### [EXERCISE REQUIREMENTS]
Where a line contains the word "INTEGRITY", copy that line in full.

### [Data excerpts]
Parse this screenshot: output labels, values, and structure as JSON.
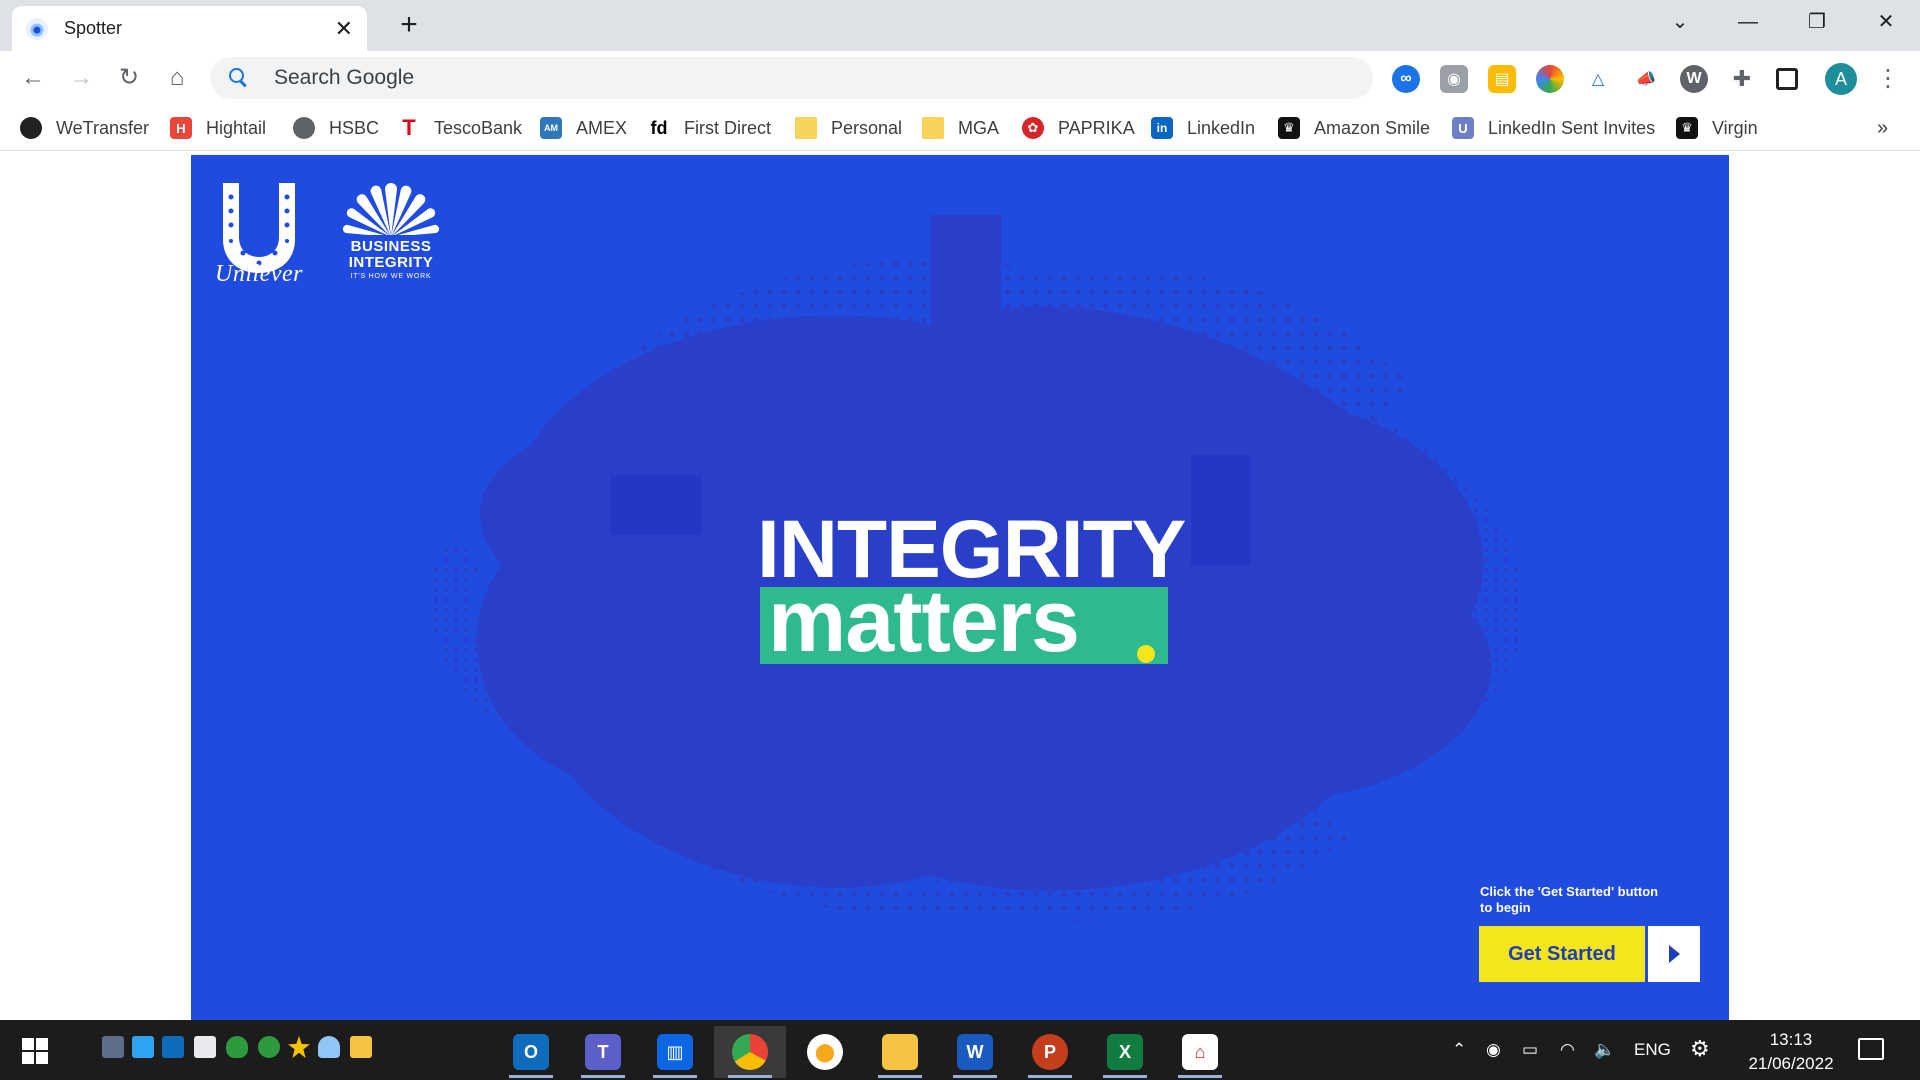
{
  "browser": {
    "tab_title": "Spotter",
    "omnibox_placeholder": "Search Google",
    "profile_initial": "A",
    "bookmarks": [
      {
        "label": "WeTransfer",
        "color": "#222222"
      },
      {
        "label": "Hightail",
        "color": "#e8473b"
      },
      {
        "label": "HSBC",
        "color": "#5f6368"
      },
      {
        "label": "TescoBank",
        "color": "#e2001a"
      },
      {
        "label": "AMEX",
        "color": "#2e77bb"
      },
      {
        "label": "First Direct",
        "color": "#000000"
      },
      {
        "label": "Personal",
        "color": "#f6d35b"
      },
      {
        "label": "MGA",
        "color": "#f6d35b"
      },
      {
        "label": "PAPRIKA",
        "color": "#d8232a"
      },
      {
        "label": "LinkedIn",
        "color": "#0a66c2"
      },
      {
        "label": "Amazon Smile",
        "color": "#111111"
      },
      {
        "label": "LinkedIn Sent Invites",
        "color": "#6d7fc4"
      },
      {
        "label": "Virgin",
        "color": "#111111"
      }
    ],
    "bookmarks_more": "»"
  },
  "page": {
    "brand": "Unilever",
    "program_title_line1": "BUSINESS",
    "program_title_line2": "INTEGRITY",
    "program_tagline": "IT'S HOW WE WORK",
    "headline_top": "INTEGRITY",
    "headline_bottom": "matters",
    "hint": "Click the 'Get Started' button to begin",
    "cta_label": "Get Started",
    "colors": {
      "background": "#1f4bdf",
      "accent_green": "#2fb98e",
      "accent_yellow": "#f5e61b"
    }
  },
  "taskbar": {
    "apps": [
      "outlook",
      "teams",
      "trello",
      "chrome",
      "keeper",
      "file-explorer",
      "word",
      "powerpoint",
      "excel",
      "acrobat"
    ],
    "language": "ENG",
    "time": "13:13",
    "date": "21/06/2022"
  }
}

### [FULL ANSWER]
    "program_title_line2": "INTEGRITY",
    "headline_top": "INTEGRITY",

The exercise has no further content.